## WORK TO BE COMPLETED
Copy the data below exactly, omitting any picture it contains.

## DATA TO PROCESS
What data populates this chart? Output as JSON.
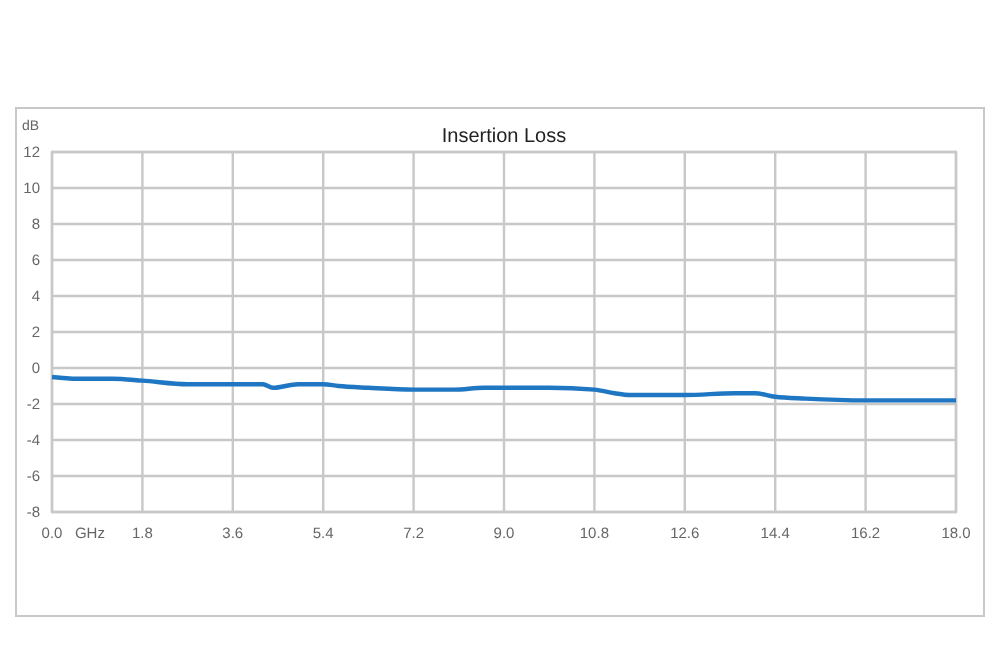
{
  "chart_data": {
    "type": "line",
    "title": "Insertion Loss",
    "xlabel": "GHz",
    "ylabel": "dB",
    "x": [
      0,
      0.5,
      1.2,
      1.8,
      2.7,
      3.6,
      4.2,
      4.4,
      4.9,
      5.4,
      5.7,
      6.3,
      7.2,
      8.0,
      8.6,
      9.0,
      9.9,
      10.8,
      11.2,
      11.5,
      12.0,
      12.6,
      13.6,
      14.0,
      14.4,
      15.0,
      16.2,
      17.0,
      18.0
    ],
    "series": [
      {
        "color": "#1f77c4",
        "values": [
          -0.5,
          -0.6,
          -0.6,
          -0.7,
          -0.9,
          -0.9,
          -0.9,
          -1.1,
          -0.9,
          -0.9,
          -1.0,
          -1.1,
          -1.2,
          -1.2,
          -1.1,
          -1.1,
          -1.1,
          -1.2,
          -1.4,
          -1.5,
          -1.5,
          -1.5,
          -1.4,
          -1.4,
          -1.6,
          -1.7,
          -1.8,
          -1.8,
          -1.8
        ]
      }
    ],
    "xlim": [
      0,
      18
    ],
    "xticks": [
      {
        "value": 0,
        "label": "0.0"
      },
      1.8,
      3.6,
      5.4,
      7.2,
      {
        "value": 9,
        "label": "9.0"
      },
      10.8,
      12.6,
      14.4,
      16.2,
      {
        "value": 18,
        "label": "18.0"
      }
    ],
    "ylim": [
      -8,
      12
    ],
    "yticks": [
      -8,
      -6,
      -4,
      -2,
      0,
      2,
      4,
      6,
      8,
      10,
      12
    ],
    "grid": true,
    "marker": "none",
    "line_style": "solid"
  }
}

## RESPONSE TO THE EXERCISE
What data populates this chart? Output as JSON.
{
  "chart_data": {
    "type": "line",
    "title": "Insertion Loss",
    "xlabel": "GHz",
    "ylabel": "dB",
    "x": [
      0,
      0.5,
      1.2,
      1.8,
      2.7,
      3.6,
      4.2,
      4.4,
      4.9,
      5.4,
      5.7,
      6.3,
      7.2,
      8.0,
      8.6,
      9.0,
      9.9,
      10.8,
      11.2,
      11.5,
      12.0,
      12.6,
      13.6,
      14.0,
      14.4,
      15.0,
      16.2,
      17.0,
      18.0
    ],
    "series": [
      {
        "color": "#1f77c4",
        "values": [
          -0.5,
          -0.6,
          -0.6,
          -0.7,
          -0.9,
          -0.9,
          -0.9,
          -1.1,
          -0.9,
          -0.9,
          -1.0,
          -1.1,
          -1.2,
          -1.2,
          -1.1,
          -1.1,
          -1.1,
          -1.2,
          -1.4,
          -1.5,
          -1.5,
          -1.5,
          -1.4,
          -1.4,
          -1.6,
          -1.7,
          -1.8,
          -1.8,
          -1.8
        ]
      }
    ],
    "xlim": [
      0,
      18
    ],
    "xticks": [
      {
        "value": 0,
        "label": "0.0"
      },
      1.8,
      3.6,
      5.4,
      7.2,
      {
        "value": 9,
        "label": "9.0"
      },
      10.8,
      12.6,
      14.4,
      16.2,
      {
        "value": 18,
        "label": "18.0"
      }
    ],
    "ylim": [
      -8,
      12
    ],
    "yticks": [
      -8,
      -6,
      -4,
      -2,
      0,
      2,
      4,
      6,
      8,
      10,
      12
    ],
    "grid": true,
    "marker": "none",
    "line_style": "solid"
  }
}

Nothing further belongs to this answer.